**What the task asks:**
Note each line that includes the word "Value". Copy those lines.

**Exercise materials:**
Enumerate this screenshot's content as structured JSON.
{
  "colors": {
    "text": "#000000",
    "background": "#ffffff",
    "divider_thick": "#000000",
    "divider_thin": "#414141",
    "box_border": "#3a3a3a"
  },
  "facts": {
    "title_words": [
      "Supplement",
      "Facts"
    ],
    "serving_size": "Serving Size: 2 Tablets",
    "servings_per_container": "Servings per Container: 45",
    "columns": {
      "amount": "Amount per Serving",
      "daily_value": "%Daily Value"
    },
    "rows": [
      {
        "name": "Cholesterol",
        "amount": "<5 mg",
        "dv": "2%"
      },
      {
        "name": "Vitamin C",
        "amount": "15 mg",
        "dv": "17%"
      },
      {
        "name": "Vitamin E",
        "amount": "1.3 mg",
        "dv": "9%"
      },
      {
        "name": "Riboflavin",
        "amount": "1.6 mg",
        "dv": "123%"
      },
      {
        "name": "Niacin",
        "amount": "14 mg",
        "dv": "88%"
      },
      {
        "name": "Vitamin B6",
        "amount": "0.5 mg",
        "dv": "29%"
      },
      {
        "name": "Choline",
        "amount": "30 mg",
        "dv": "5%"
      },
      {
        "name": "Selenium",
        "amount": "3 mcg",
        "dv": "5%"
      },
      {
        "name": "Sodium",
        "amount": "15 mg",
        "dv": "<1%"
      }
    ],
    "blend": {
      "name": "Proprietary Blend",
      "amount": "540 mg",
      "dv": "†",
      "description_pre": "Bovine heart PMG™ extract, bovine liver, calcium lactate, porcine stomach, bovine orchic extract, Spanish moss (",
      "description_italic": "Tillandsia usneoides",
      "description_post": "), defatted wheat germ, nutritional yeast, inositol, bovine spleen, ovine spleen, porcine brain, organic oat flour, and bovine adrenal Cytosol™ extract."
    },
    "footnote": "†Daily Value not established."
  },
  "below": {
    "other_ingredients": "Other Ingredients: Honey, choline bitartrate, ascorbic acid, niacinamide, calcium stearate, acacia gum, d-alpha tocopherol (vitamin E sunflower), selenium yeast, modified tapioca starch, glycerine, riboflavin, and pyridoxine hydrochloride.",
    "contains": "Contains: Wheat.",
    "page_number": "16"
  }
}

**Expected output:**
      "daily_value": "%Daily Value"
    "footnote": "†Daily Value not established."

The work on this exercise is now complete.